The records below must be duplicated exactly, character for character.
>> start Provided records
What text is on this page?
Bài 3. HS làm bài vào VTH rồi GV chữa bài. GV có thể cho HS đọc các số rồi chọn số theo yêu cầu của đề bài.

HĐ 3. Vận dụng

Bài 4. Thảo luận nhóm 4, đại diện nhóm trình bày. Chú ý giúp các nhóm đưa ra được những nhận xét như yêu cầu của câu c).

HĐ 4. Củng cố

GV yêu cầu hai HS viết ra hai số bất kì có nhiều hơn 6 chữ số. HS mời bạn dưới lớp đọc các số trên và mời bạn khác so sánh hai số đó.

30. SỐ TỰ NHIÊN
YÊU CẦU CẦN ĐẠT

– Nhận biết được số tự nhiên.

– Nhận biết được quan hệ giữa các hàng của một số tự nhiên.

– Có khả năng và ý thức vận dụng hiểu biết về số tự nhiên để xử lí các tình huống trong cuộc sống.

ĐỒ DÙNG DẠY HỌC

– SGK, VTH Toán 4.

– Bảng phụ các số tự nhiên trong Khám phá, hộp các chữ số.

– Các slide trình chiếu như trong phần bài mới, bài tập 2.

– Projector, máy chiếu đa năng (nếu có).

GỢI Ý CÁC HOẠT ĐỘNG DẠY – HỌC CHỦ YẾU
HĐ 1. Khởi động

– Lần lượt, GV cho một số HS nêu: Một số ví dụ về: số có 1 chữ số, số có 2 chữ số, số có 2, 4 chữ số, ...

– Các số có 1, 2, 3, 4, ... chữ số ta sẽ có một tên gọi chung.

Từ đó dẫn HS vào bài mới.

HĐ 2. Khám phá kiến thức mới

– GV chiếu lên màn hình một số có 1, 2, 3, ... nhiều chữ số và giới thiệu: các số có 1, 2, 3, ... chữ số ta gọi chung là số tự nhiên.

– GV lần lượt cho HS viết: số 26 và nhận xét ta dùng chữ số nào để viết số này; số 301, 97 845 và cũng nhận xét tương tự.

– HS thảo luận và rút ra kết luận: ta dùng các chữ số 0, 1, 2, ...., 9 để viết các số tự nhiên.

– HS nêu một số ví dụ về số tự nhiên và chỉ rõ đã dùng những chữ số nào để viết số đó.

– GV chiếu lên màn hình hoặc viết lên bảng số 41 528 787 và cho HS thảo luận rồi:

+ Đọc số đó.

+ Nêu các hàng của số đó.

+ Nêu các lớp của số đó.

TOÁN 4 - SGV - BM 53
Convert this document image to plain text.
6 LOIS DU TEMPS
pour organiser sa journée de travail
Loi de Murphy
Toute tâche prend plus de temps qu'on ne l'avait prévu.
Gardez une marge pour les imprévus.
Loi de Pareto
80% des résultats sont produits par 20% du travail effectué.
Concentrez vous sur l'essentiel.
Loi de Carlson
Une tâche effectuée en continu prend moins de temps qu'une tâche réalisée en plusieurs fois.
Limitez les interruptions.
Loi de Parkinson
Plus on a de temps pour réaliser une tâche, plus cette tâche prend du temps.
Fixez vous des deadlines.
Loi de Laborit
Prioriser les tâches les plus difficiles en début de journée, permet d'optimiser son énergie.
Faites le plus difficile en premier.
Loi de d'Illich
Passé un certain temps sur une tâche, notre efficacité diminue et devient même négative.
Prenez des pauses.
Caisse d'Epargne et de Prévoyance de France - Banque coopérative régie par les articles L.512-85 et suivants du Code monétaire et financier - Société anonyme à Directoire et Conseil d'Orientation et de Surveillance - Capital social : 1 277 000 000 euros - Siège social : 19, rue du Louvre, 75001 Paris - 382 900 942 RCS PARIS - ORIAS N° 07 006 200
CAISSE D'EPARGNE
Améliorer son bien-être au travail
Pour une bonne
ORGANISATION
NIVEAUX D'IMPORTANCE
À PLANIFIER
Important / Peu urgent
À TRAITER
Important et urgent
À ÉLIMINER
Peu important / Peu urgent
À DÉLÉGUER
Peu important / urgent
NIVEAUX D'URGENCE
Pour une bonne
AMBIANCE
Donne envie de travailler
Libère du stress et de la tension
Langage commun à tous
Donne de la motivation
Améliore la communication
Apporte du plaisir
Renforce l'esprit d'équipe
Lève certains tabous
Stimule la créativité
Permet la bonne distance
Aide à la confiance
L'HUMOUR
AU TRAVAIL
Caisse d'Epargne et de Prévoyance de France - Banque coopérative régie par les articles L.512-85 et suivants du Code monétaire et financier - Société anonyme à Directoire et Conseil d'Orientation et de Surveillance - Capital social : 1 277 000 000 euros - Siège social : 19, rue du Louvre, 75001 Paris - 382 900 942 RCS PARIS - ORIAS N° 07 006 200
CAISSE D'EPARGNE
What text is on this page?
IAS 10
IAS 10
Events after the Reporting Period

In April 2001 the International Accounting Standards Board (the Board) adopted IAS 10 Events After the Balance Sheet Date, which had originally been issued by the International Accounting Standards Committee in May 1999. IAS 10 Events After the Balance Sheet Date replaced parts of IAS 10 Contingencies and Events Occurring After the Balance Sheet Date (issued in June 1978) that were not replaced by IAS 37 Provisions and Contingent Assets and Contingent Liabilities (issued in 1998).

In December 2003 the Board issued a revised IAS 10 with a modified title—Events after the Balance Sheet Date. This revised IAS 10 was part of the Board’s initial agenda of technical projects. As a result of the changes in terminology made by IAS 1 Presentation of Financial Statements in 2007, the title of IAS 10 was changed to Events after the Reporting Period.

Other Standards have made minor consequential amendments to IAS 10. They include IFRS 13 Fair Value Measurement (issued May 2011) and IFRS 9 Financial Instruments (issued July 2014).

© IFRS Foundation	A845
>> end Provided records
Right answer:
What text is on this page?
Bài 3. HS làm bài vào VTH rồi GV chữa bài. GV có thể cho HS đọc các số rồi chọn số theo yêu cầu của đề bài.

HĐ 3. Vận dụng

Bài 4. Thảo luận nhóm 4, đại diện nhóm trình bày. Chú ý giúp các nhóm đưa ra được những nhận xét như yêu cầu của câu c).

HĐ 4. Củng cố

GV yêu cầu hai HS viết ra hai số bất kì có nhiều hơn 6 chữ số. HS mời bạn dưới lớp đọc các số trên và mời bạn khác so sánh hai số đó.

30. SỐ TỰ NHIÊN
YÊU CẦU CẦN ĐẠT

– Nhận biết được số tự nhiên.

– Nhận biết được quan hệ giữa các hàng của một số tự nhiên.

– Có khả năng và ý thức vận dụng hiểu biết về số tự nhiên để xử lí các tình huống trong cuộc sống.

ĐỒ DÙNG DẠY HỌC

– SGK, VTH Toán 4.

– Bảng phụ các số tự nhiên trong Khám phá, hộp các chữ số.

– Các slide trình chiếu như trong phần bài mới, bài tập 2.

– Projector, máy chiếu đa năng (nếu có).

GỢI Ý CÁC HOẠT ĐỘNG DẠY – HỌC CHỦ YẾU
HĐ 1. Khởi động

– Lần lượt, GV cho một số HS nêu: Một số ví dụ về: số có 1 chữ số, số có 2 chữ số, số có 2, 4 chữ số, ...

– Các số có 1, 2, 3, 4, ... chữ số ta sẽ có một tên gọi chung.

Từ đó dẫn HS vào bài mới.

HĐ 2. Khám phá kiến thức mới

– GV chiếu lên màn hình một số có 1, 2, 3, ... nhiều chữ số và giới thiệu: các số có 1, 2, 3, ... chữ số ta gọi chung là số tự nhiên.

– GV lần lượt cho HS viết: số 26 và nhận xét ta dùng chữ số nào để viết số này; số 301, 97 845 và cũng nhận xét tương tự.

– HS thảo luận và rút ra kết luận: ta dùng các chữ số 0, 1, 2, ...., 9 để viết các số tự nhiên.

– HS nêu một số ví dụ về số tự nhiên và chỉ rõ đã dùng những chữ số nào để viết số đó.

– GV chiếu lên màn hình hoặc viết lên bảng số 41 528 787 và cho HS thảo luận rồi:

+ Đọc số đó.

+ Nêu các hàng của số đó.

+ Nêu các lớp của số đó.

TOÁN 4 - SGV - BM 53
Convert this document image to plain text.
6 LOIS DU TEMPS
pour organiser sa journée de travail
Loi de Murphy
Toute tâche prend plus de temps qu'on ne l'avait prévu.
Gardez une marge pour les imprévus.
Loi de Pareto
80% des résultats sont produits par 20% du travail effectué.
Concentrez vous sur l'essentiel.
Loi de Carlson
Une tâche effectuée en continu prend moins de temps qu'une tâche réalisée en plusieurs fois.
Limitez les interruptions.
Loi de Parkinson
Plus on a de temps pour réaliser une tâche, plus cette tâche prend du temps.
Fixez vous des deadlines.
Loi de Laborit
Prioriser les tâches les plus difficiles en début de journée, permet d'optimiser son énergie.
Faites le plus difficile en premier.
Loi de d'Illich
Passé un certain temps sur une tâche, notre efficacité diminue et devient même négative.
Prenez des pauses.
Caisse d'Epargne et de Prévoyance de France - Banque coopérative régie par les articles L.512-85 et suivants du Code monétaire et financier - Société anonyme à Directoire et Conseil d'Orientation et de Surveillance - Capital social : 1 277 000 000 euros - Siège social : 19, rue du Louvre, 75001 Paris - 382 900 942 RCS PARIS - ORIAS N° 07 006 200
CAISSE D'EPARGNE
Améliorer son bien-être au travail
Pour une bonne
ORGANISATION
NIVEAUX D'IMPORTANCE
À PLANIFIER
Important / Peu urgent
À TRAITER
Important et urgent
À ÉLIMINER
Peu important / Peu urgent
À DÉLÉGUER
Peu important / urgent
NIVEAUX D'URGENCE
Pour une bonne
AMBIANCE
Donne envie de travailler
Libère du stress et de la tension
Langage commun à tous
Donne de la motivation
Améliore la communication
Apporte du plaisir
Renforce l'esprit d'équipe
Lève certains tabous
Stimule la créativité
Permet la bonne distance
Aide à la confiance
L'HUMOUR
AU TRAVAIL
Caisse d'Epargne et de Prévoyance de France - Banque coopérative régie par les articles L.512-85 et suivants du Code monétaire et financier - Société anonyme à Directoire et Conseil d'Orientation et de Surveillance - Capital social : 1 277 000 000 euros - Siège social : 19, rue du Louvre, 75001 Paris - 382 900 942 RCS PARIS - ORIAS N° 07 006 200
CAISSE D'EPARGNE
What text is on this page?
IAS 10
IAS 10
Events after the Reporting Period

In April 2001 the International Accounting Standards Board (the Board) adopted IAS 10 Events After the Balance Sheet Date, which had originally been issued by the International Accounting Standards Committee in May 1999. IAS 10 Events After the Balance Sheet Date replaced parts of IAS 10 Contingencies and Events Occurring After the Balance Sheet Date (issued in June 1978) that were not replaced by IAS 37 Provisions and Contingent Assets and Contingent Liabilities (issued in 1998).

In December 2003 the Board issued a revised IAS 10 with a modified title—Events after the Balance Sheet Date. This revised IAS 10 was part of the Board’s initial agenda of technical projects. As a result of the changes in terminology made by IAS 1 Presentation of Financial Statements in 2007, the title of IAS 10 was changed to Events after the Reporting Period.

Other Standards have made minor consequential amendments to IAS 10. They include IFRS 13 Fair Value Measurement (issued May 2011) and IFRS 9 Financial Instruments (issued July 2014).

© IFRS Foundation	A845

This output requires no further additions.